WRITTEN PROBLEM:
Repeat all of the records verbatim.

DATA FOR THE TASK:

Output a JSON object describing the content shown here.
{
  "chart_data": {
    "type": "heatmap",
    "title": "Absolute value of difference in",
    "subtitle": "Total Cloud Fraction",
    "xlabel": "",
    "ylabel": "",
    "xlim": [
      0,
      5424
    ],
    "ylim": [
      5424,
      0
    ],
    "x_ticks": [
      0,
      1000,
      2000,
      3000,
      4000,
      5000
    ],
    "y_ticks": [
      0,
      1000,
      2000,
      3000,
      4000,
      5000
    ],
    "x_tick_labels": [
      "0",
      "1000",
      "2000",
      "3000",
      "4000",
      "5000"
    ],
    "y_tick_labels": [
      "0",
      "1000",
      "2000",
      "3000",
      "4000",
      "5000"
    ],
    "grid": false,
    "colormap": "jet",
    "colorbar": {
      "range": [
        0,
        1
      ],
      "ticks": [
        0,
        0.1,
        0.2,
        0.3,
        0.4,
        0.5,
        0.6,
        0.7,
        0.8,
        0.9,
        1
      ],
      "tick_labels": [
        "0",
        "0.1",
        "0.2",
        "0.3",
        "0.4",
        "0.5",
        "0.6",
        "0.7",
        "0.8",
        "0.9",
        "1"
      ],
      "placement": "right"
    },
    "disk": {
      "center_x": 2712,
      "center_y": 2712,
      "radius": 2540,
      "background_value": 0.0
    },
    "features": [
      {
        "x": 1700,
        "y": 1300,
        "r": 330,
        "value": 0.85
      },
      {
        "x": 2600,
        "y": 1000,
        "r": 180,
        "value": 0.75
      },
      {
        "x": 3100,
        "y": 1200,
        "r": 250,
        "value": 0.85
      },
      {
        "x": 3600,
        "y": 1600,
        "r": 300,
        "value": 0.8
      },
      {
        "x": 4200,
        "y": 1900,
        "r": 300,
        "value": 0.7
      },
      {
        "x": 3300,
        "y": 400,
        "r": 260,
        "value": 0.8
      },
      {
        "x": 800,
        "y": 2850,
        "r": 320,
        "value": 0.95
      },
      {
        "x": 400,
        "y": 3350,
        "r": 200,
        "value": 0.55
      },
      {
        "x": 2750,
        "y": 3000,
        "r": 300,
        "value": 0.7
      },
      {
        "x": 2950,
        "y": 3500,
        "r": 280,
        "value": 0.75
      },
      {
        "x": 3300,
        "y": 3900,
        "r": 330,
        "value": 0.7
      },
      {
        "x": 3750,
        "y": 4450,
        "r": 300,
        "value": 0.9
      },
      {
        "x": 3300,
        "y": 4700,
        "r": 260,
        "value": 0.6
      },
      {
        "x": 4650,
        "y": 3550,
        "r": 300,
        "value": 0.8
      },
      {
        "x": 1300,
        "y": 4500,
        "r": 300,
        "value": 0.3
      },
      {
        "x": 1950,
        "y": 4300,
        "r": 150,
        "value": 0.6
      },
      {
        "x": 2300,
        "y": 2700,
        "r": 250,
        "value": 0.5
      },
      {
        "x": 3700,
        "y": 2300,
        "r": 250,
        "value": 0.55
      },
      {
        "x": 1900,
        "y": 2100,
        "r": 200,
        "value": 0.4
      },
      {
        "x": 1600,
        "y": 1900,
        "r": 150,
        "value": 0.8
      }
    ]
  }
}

WORKED SOLUTION:
Output a JSON object describing the content shown here.
{
  "chart_data": {
    "type": "heatmap",
    "title": "Absolute value of difference in",
    "subtitle": "Total Cloud Fraction",
    "xlabel": "",
    "ylabel": "",
    "xlim": [
      0,
      5424
    ],
    "ylim": [
      5424,
      0
    ],
    "x_ticks": [
      0,
      1000,
      2000,
      3000,
      4000,
      5000
    ],
    "y_ticks": [
      0,
      1000,
      2000,
      3000,
      4000,
      5000
    ],
    "x_tick_labels": [
      "0",
      "1000",
      "2000",
      "3000",
      "4000",
      "5000"
    ],
    "y_tick_labels": [
      "0",
      "1000",
      "2000",
      "3000",
      "4000",
      "5000"
    ],
    "grid": false,
    "colormap": "jet",
    "colorbar": {
      "range": [
        0,
        1
      ],
      "ticks": [
        0,
        0.1,
        0.2,
        0.3,
        0.4,
        0.5,
        0.6,
        0.7,
        0.8,
        0.9,
        1
      ],
      "tick_labels": [
        "0",
        "0.1",
        "0.2",
        "0.3",
        "0.4",
        "0.5",
        "0.6",
        "0.7",
        "0.8",
        "0.9",
        "1"
      ],
      "placement": "right"
    },
    "disk": {
      "center_x": 2712,
      "center_y": 2712,
      "radius": 2540,
      "background_value": 0.0
    },
    "features": [
      {
        "x": 1700,
        "y": 1300,
        "r": 330,
        "value": 0.85
      },
      {
        "x": 2600,
        "y": 1000,
        "r": 180,
        "value": 0.75
      },
      {
        "x": 3100,
        "y": 1200,
        "r": 250,
        "value": 0.85
      },
      {
        "x": 3600,
        "y": 1600,
        "r": 300,
        "value": 0.8
      },
      {
        "x": 4200,
        "y": 1900,
        "r": 300,
        "value": 0.7
      },
      {
        "x": 3300,
        "y": 400,
        "r": 260,
        "value": 0.8
      },
      {
        "x": 800,
        "y": 2850,
        "r": 320,
        "value": 0.95
      },
      {
        "x": 400,
        "y": 3350,
        "r": 200,
        "value": 0.55
      },
      {
        "x": 2750,
        "y": 3000,
        "r": 300,
        "value": 0.7
      },
      {
        "x": 2950,
        "y": 3500,
        "r": 280,
        "value": 0.75
      },
      {
        "x": 3300,
        "y": 3900,
        "r": 330,
        "value": 0.7
      },
      {
        "x": 3750,
        "y": 4450,
        "r": 300,
        "value": 0.9
      },
      {
        "x": 3300,
        "y": 4700,
        "r": 260,
        "value": 0.6
      },
      {
        "x": 4650,
        "y": 3550,
        "r": 300,
        "value": 0.8
      },
      {
        "x": 1300,
        "y": 4500,
        "r": 300,
        "value": 0.3
      },
      {
        "x": 1950,
        "y": 4300,
        "r": 150,
        "value": 0.6
      },
      {
        "x": 2300,
        "y": 2700,
        "r": 250,
        "value": 0.5
      },
      {
        "x": 3700,
        "y": 2300,
        "r": 250,
        "value": 0.55
      },
      {
        "x": 1900,
        "y": 2100,
        "r": 200,
        "value": 0.4
      },
      {
        "x": 1600,
        "y": 1900,
        "r": 150,
        "value": 0.8
      }
    ]
  }
}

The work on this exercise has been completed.